-- START Stored rows --

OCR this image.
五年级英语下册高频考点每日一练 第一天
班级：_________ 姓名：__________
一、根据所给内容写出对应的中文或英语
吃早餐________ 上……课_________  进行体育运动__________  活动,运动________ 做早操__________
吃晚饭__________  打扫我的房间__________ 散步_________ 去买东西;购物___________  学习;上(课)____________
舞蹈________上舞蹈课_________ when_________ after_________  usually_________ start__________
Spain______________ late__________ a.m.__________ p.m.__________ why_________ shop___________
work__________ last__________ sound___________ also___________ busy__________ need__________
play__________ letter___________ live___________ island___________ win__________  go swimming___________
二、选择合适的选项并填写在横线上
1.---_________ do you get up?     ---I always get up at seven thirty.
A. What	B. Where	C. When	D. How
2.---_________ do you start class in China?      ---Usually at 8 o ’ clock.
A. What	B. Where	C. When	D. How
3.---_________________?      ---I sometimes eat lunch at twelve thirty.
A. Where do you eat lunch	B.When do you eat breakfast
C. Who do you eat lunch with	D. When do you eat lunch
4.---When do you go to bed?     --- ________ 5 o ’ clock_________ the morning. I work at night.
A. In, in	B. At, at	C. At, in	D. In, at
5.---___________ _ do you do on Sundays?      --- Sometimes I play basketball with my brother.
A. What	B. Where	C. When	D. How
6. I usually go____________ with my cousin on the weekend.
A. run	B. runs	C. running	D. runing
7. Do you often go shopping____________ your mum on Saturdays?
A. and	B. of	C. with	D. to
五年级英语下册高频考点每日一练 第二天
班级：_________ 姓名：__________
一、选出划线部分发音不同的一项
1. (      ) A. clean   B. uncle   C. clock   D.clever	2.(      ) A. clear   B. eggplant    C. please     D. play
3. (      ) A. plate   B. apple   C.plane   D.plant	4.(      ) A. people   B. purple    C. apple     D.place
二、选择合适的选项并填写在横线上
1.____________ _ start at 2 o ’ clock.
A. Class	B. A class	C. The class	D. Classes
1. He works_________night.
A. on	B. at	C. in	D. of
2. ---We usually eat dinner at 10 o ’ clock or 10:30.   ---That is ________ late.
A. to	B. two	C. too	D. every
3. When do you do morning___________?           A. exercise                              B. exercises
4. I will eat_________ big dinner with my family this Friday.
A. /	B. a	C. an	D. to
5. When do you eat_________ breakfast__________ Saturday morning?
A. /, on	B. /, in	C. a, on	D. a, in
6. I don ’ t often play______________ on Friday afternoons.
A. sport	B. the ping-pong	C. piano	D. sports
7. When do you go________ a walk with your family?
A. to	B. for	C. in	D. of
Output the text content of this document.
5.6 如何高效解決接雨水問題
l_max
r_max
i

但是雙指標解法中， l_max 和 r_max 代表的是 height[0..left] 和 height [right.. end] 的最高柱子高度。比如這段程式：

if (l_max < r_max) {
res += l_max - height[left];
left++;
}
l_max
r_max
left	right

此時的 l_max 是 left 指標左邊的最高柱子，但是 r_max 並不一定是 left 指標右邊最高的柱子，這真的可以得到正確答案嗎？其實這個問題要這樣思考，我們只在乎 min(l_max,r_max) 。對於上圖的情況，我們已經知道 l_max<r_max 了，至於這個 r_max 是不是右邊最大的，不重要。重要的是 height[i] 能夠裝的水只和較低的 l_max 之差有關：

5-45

-- END Stored rows --

[Task to complete]
Every record above must be duplicated exactly.

[Task solution]
OCR this image.
五年级英语下册高频考点每日一练 第一天
班级：_________ 姓名：__________
一、根据所给内容写出对应的中文或英语
吃早餐________ 上……课_________  进行体育运动__________  活动,运动________ 做早操__________
吃晚饭__________  打扫我的房间__________ 散步_________ 去买东西;购物___________  学习;上(课)____________
舞蹈________上舞蹈课_________ when_________ after_________  usually_________ start__________
Spain______________ late__________ a.m.__________ p.m.__________ why_________ shop___________
work__________ last__________ sound___________ also___________ busy__________ need__________
play__________ letter___________ live___________ island___________ win__________  go swimming___________
二、选择合适的选项并填写在横线上
1.---_________ do you get up?     ---I always get up at seven thirty.
A. What	B. Where	C. When	D. How
2.---_________ do you start class in China?      ---Usually at 8 o ’ clock.
A. What	B. Where	C. When	D. How
3.---_________________?      ---I sometimes eat lunch at twelve thirty.
A. Where do you eat lunch	B.When do you eat breakfast
C. Who do you eat lunch with	D. When do you eat lunch
4.---When do you go to bed?     --- ________ 5 o ’ clock_________ the morning. I work at night.
A. In, in	B. At, at	C. At, in	D. In, at
5.---___________ _ do you do on Sundays?      --- Sometimes I play basketball with my brother.
A. What	B. Where	C. When	D. How
6. I usually go____________ with my cousin on the weekend.
A. run	B. runs	C. running	D. runing
7. Do you often go shopping____________ your mum on Saturdays?
A. and	B. of	C. with	D. to
五年级英语下册高频考点每日一练 第二天
班级：_________ 姓名：__________
一、选出划线部分发音不同的一项
1. (      ) A. clean   B. uncle   C. clock   D.clever	2.(      ) A. clear   B. eggplant    C. please     D. play
3. (      ) A. plate   B. apple   C.plane   D.plant	4.(      ) A. people   B. purple    C. apple     D.place
二、选择合适的选项并填写在横线上
1.____________ _ start at 2 o ’ clock.
A. Class	B. A class	C. The class	D. Classes
1. He works_________night.
A. on	B. at	C. in	D. of
2. ---We usually eat dinner at 10 o ’ clock or 10:30.   ---That is ________ late.
A. to	B. two	C. too	D. every
3. When do you do morning___________?           A. exercise                              B. exercises
4. I will eat_________ big dinner with my family this Friday.
A. /	B. a	C. an	D. to
5. When do you eat_________ breakfast__________ Saturday morning?
A. /, on	B. /, in	C. a, on	D. a, in
6. I don ’ t often play______________ on Friday afternoons.
A. sport	B. the ping-pong	C. piano	D. sports
7. When do you go________ a walk with your family?
A. to	B. for	C. in	D. of
Output the text content of this document.
5.6 如何高效解決接雨水問題
l_max
r_max
i

但是雙指標解法中， l_max 和 r_max 代表的是 height[0..left] 和 height [right.. end] 的最高柱子高度。比如這段程式：

if (l_max < r_max) {
res += l_max - height[left];
left++;
}
l_max
r_max
left	right

此時的 l_max 是 left 指標左邊的最高柱子，但是 r_max 並不一定是 left 指標右邊最高的柱子，這真的可以得到正確答案嗎？其實這個問題要這樣思考，我們只在乎 min(l_max,r_max) 。對於上圖的情況，我們已經知道 l_max<r_max 了，至於這個 r_max 是不是右邊最大的，不重要。重要的是 height[i] 能夠裝的水只和較低的 l_max 之差有關：

5-45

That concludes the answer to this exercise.